**Work to be completed**
In the data that follows, find the line containing "Decode this image"; then quote that line and every line after it, exactly, through the last one.

(Some records)
──────────────────────────────

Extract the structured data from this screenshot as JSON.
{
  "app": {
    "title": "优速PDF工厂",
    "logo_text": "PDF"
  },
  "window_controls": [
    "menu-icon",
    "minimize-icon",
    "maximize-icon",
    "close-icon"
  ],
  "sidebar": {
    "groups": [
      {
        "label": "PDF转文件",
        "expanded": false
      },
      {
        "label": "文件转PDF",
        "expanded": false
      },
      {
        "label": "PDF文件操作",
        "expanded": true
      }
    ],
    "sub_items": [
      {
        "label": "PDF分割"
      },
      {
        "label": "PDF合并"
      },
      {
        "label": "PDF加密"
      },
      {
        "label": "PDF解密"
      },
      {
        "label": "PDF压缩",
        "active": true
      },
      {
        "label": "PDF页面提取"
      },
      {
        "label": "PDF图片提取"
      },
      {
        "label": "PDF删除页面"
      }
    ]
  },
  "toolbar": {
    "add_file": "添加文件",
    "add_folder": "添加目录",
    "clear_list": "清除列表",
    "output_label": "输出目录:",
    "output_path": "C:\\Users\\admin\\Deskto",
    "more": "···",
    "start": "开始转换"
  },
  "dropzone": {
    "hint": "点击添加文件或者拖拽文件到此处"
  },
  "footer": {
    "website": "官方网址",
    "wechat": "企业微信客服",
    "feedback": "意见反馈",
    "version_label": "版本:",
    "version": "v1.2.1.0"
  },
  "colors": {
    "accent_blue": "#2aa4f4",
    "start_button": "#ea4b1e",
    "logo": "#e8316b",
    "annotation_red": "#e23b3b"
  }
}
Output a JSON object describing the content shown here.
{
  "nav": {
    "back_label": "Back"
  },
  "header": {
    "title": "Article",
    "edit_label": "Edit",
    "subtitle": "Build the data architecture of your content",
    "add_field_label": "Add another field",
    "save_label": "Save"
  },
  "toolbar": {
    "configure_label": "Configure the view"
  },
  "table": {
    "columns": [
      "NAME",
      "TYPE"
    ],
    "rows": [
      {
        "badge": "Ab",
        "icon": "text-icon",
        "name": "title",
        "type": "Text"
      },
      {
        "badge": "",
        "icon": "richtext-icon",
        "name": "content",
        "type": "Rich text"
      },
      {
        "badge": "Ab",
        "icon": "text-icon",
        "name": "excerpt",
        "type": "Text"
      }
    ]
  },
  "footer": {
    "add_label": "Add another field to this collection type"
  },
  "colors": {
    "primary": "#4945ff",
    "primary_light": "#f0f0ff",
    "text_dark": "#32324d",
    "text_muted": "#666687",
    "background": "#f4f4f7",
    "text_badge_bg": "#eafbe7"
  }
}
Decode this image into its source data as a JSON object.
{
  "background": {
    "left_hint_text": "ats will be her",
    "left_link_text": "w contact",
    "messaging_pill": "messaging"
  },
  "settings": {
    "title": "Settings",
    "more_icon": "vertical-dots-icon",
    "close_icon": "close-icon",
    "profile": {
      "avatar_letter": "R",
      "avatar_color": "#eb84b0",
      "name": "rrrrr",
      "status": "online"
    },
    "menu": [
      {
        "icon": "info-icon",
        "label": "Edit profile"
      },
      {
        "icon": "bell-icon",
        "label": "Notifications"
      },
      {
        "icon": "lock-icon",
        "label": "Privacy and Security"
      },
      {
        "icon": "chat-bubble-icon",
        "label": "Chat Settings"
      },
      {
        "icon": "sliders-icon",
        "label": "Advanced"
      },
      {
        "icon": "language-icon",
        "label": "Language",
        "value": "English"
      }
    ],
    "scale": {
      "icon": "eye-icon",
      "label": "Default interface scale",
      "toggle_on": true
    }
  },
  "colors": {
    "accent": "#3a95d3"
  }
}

──────────────────────────────

**Finished exercise**
Decode this image into its source data as a JSON object.
{
  "background": {
    "left_hint_text": "ats will be her",
    "left_link_text": "w contact",
    "messaging_pill": "messaging"
  },
  "settings": {
    "title": "Settings",
    "more_icon": "vertical-dots-icon",
    "close_icon": "close-icon",
    "profile": {
      "avatar_letter": "R",
      "avatar_color": "#eb84b0",
      "name": "rrrrr",
      "status": "online"
    },
    "menu": [
      {
        "icon": "info-icon",
        "label": "Edit profile"
      },
      {
        "icon": "bell-icon",
        "label": "Notifications"
      },
      {
        "icon": "lock-icon",
        "label": "Privacy and Security"
      },
      {
        "icon": "chat-bubble-icon",
        "label": "Chat Settings"
      },
      {
        "icon": "sliders-icon",
        "label": "Advanced"
      },
      {
        "icon": "language-icon",
        "label": "Language",
        "value": "English"
      }
    ],
    "scale": {
      "icon": "eye-icon",
      "label": "Default interface scale",
      "toggle_on": true
    }
  },
  "colors": {
    "accent": "#3a95d3"
  }
}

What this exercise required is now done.